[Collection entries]
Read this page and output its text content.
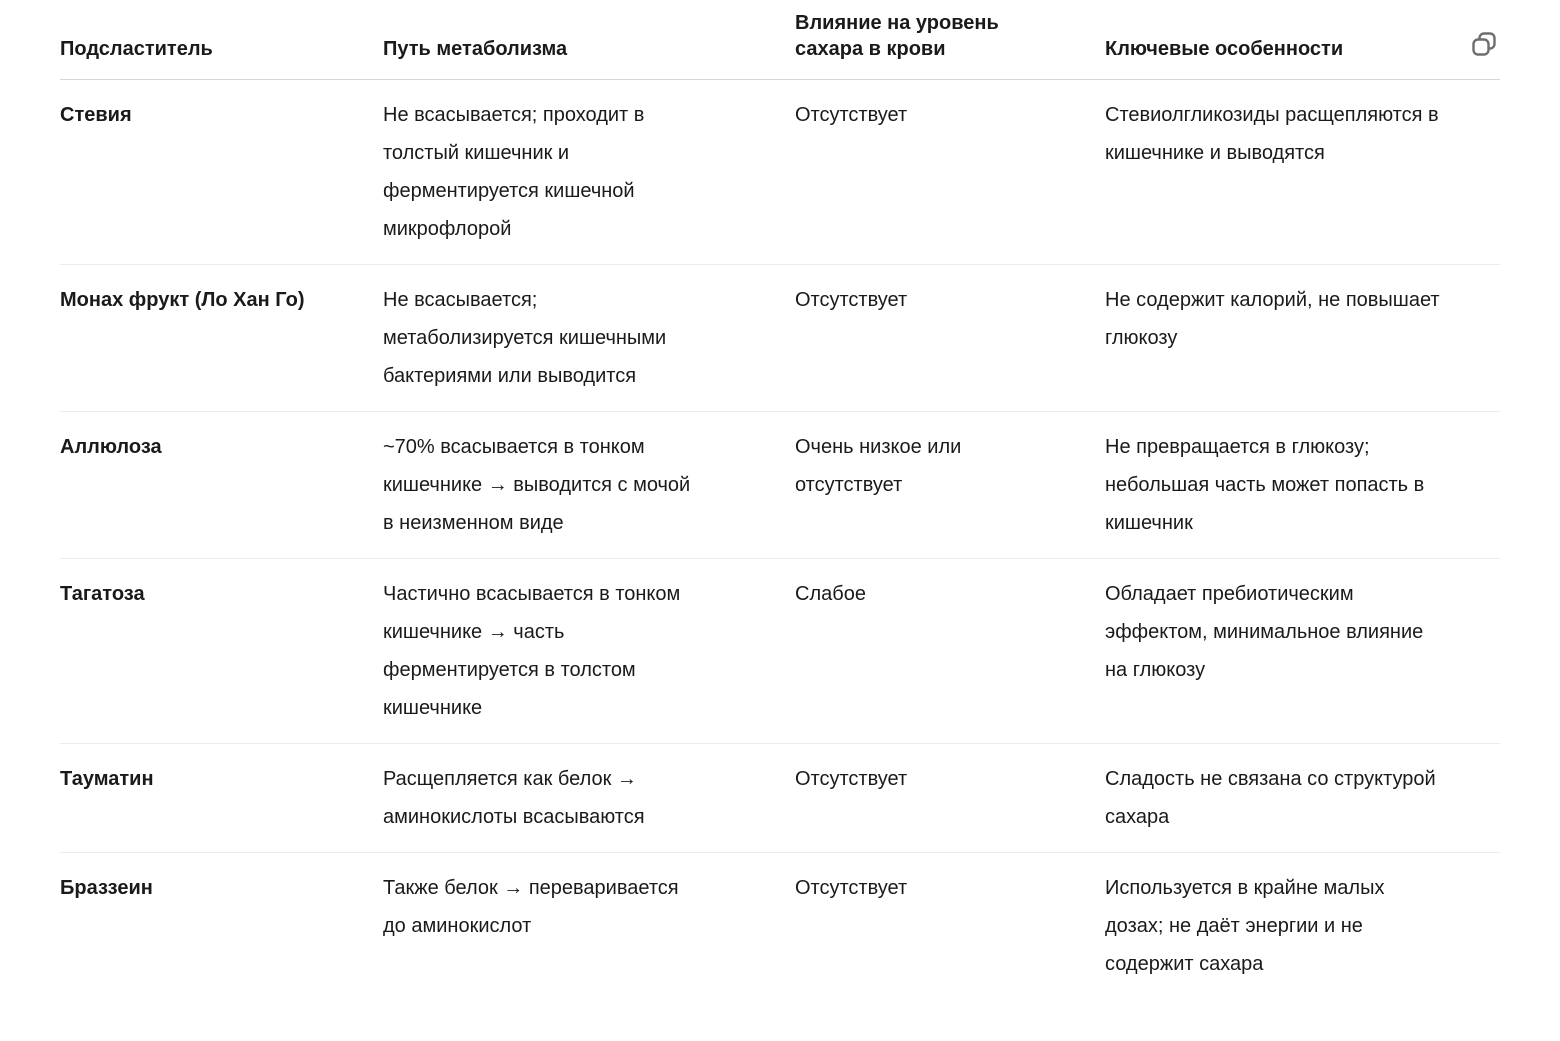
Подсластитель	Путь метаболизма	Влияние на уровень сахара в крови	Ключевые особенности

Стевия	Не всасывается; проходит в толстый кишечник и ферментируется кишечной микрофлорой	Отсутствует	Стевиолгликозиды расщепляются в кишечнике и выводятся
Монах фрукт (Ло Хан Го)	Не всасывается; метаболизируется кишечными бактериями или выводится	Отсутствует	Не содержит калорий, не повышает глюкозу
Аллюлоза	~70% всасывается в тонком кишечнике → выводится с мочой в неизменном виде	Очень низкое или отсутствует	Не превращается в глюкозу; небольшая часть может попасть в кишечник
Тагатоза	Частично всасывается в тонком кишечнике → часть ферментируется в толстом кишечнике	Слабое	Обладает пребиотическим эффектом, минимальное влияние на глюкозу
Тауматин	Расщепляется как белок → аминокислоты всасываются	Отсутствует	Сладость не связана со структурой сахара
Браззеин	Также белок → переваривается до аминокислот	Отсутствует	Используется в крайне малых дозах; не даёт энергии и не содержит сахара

--- PROBLEM DETAILS ---
Reproduce every line of the material precisely, omitting its pictures.

--- EXERCISE RESULT ---
Read this page and output its text content.
Подсластитель	Путь метаболизма	Влияние на уровень сахара в крови	Ключевые особенности

Стевия	Не всасывается; проходит в толстый кишечник и ферментируется кишечной микрофлорой	Отсутствует	Стевиолгликозиды расщепляются в кишечнике и выводятся
Монах фрукт (Ло Хан Го)	Не всасывается; метаболизируется кишечными бактериями или выводится	Отсутствует	Не содержит калорий, не повышает глюкозу
Аллюлоза	~70% всасывается в тонком кишечнике → выводится с мочой в неизменном виде	Очень низкое или отсутствует	Не превращается в глюкозу; небольшая часть может попасть в кишечник
Тагатоза	Частично всасывается в тонком кишечнике → часть ферментируется в толстом кишечнике	Слабое	Обладает пребиотическим эффектом, минимальное влияние на глюкозу
Тауматин	Расщепляется как белок → аминокислоты всасываются	Отсутствует	Сладость не связана со структурой сахара
Браззеин	Также белок → переваривается до аминокислот	Отсутствует	Используется в крайне малых дозах; не даёт энергии и не содержит сахара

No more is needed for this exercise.